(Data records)
-- -- --

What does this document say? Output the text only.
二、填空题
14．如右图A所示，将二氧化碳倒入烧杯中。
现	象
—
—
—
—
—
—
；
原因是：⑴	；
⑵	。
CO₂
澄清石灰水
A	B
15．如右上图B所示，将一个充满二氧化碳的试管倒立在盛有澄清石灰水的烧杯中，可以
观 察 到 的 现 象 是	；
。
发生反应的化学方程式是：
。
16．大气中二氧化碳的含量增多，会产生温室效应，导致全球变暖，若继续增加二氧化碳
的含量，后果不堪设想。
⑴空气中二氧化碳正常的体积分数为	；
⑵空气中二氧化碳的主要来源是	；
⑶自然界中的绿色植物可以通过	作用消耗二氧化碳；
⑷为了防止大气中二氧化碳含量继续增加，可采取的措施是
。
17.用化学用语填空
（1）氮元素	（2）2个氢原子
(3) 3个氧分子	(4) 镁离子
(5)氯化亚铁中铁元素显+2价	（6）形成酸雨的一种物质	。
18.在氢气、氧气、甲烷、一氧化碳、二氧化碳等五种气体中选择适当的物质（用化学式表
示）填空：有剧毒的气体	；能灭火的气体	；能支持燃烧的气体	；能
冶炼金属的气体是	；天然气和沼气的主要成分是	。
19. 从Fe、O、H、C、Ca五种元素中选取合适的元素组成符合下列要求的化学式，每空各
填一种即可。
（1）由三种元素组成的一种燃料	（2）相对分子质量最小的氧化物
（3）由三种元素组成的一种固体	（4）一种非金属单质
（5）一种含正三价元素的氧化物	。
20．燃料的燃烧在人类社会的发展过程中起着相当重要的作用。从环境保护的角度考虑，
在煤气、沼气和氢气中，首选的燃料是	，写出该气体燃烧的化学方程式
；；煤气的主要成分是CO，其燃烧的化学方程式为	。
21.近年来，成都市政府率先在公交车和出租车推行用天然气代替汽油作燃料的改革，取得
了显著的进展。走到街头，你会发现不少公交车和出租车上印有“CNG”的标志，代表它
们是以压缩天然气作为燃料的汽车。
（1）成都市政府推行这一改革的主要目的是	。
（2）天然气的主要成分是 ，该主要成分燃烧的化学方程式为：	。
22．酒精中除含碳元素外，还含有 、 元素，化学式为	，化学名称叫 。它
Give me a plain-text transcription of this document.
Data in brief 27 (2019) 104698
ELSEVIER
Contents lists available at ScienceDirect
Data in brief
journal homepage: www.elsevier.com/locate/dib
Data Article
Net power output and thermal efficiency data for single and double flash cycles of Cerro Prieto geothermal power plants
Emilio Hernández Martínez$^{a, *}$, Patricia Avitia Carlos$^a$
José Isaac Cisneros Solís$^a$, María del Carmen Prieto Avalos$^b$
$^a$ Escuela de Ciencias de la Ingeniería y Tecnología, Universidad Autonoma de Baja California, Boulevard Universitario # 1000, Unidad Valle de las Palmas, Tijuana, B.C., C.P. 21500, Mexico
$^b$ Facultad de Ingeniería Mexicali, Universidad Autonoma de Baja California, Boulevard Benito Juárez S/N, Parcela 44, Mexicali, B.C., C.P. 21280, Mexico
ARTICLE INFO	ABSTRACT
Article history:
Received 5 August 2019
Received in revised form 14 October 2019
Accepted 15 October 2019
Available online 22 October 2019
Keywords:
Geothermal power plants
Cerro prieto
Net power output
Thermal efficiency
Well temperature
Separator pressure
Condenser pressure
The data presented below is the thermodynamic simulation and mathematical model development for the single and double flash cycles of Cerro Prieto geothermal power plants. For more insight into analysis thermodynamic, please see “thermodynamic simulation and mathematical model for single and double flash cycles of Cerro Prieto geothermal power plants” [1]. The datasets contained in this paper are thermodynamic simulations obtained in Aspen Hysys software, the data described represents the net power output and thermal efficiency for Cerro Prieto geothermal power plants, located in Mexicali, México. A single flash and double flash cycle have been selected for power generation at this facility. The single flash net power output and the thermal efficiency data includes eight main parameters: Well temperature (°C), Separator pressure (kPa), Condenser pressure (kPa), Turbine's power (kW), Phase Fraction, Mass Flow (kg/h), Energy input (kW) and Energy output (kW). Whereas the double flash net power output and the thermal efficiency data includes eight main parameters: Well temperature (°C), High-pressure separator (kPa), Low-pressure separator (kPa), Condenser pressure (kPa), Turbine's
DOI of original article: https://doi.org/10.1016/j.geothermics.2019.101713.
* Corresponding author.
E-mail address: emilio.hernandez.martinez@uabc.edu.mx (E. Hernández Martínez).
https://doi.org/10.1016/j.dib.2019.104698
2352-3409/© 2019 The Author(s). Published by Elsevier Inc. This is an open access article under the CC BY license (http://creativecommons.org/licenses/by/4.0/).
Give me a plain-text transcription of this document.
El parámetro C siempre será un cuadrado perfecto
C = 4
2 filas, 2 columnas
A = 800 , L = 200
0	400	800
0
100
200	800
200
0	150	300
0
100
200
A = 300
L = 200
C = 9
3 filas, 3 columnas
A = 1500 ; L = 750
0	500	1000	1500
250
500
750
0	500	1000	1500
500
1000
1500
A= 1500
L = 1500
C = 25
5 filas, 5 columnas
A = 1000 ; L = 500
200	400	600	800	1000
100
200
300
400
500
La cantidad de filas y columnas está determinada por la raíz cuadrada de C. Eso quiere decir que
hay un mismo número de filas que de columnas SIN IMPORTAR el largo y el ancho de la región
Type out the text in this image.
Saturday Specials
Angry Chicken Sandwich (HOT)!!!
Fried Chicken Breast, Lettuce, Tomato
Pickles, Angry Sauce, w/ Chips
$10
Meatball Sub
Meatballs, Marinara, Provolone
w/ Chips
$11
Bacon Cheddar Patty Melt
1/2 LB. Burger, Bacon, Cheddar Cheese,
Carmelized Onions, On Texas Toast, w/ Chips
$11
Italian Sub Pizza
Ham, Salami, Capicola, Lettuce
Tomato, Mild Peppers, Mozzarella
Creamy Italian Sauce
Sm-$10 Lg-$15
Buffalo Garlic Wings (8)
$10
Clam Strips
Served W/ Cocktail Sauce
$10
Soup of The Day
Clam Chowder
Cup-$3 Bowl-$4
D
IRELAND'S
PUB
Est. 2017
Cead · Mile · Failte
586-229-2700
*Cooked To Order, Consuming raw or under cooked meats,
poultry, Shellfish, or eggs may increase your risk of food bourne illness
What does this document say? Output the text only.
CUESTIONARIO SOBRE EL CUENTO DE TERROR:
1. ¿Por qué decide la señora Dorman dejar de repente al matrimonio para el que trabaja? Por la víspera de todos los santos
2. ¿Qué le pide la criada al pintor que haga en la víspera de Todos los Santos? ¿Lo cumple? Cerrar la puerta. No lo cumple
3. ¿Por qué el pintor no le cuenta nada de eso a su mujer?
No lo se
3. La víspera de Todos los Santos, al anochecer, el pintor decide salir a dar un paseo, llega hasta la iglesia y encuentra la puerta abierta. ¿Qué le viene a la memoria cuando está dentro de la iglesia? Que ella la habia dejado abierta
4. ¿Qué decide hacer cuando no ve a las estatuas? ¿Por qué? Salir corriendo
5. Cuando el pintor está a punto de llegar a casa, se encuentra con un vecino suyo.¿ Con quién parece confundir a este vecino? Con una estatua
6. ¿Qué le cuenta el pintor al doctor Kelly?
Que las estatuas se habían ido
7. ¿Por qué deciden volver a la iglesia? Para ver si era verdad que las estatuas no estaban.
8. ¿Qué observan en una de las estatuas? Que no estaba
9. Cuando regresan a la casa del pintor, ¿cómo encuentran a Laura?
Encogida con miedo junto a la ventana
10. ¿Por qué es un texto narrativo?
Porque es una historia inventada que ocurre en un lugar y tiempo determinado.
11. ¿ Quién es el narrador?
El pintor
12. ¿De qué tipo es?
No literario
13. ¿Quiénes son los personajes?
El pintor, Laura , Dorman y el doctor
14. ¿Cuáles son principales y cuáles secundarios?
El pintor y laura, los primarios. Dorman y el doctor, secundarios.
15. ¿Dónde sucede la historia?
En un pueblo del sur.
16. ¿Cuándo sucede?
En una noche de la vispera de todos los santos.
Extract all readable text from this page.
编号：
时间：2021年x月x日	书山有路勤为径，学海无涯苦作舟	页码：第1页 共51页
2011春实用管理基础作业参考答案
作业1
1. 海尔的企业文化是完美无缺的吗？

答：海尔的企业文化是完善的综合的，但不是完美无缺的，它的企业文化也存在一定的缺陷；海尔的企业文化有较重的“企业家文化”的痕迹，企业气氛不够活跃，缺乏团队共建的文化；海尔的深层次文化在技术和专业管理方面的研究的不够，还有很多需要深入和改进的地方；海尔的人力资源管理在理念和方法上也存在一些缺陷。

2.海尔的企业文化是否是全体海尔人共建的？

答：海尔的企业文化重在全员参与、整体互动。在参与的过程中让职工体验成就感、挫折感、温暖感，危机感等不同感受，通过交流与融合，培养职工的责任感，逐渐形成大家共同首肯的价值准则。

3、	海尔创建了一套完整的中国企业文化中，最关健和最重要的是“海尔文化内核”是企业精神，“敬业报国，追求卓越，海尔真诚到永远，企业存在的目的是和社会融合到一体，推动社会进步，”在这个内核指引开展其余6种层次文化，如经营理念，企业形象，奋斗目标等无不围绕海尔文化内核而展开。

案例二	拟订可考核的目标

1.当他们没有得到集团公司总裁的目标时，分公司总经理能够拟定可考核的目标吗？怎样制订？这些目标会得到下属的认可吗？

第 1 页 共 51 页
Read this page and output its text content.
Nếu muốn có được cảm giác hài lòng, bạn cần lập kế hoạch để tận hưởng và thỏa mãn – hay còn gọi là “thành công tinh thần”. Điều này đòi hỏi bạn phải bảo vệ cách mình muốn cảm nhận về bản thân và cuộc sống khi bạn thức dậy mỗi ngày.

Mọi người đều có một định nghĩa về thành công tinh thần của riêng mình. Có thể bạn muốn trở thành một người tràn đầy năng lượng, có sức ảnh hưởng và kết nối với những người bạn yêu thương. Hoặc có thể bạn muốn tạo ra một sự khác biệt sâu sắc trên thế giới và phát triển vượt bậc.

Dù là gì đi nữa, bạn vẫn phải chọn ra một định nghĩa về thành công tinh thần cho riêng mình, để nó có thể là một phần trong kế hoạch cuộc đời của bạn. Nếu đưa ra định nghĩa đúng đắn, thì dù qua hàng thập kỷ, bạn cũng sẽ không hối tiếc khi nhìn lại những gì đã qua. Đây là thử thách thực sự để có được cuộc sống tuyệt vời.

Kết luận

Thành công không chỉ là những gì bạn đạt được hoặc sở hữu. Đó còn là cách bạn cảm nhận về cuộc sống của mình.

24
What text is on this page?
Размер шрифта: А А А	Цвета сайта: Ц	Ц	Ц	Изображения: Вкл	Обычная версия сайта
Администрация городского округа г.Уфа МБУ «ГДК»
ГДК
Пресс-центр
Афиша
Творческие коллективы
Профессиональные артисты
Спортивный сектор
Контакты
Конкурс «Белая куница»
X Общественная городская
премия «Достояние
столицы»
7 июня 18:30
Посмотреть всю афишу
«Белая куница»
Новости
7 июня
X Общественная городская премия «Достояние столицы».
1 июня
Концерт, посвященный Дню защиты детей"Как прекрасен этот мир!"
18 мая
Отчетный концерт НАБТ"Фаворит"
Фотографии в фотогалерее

-- -- --

Write out the lines above from the one containing "What text is on this page?" through the last, exactly as they are.

» Finished answer
What text is on this page?
Размер шрифта: А А А	Цвета сайта: Ц	Ц	Ц	Изображения: Вкл	Обычная версия сайта
Администрация городского округа г.Уфа МБУ «ГДК»
ГДК
Пресс-центр
Афиша
Творческие коллективы
Профессиональные артисты
Спортивный сектор
Контакты
Конкурс «Белая куница»
X Общественная городская
премия «Достояние
столицы»
7 июня 18:30
Посмотреть всю афишу
«Белая куница»
Новости
7 июня
X Общественная городская премия «Достояние столицы».
1 июня
Концерт, посвященный Дню защиты детей"Как прекрасен этот мир!"
18 мая
Отчетный концерт НАБТ"Фаворит"
Фотографии в фотогалерее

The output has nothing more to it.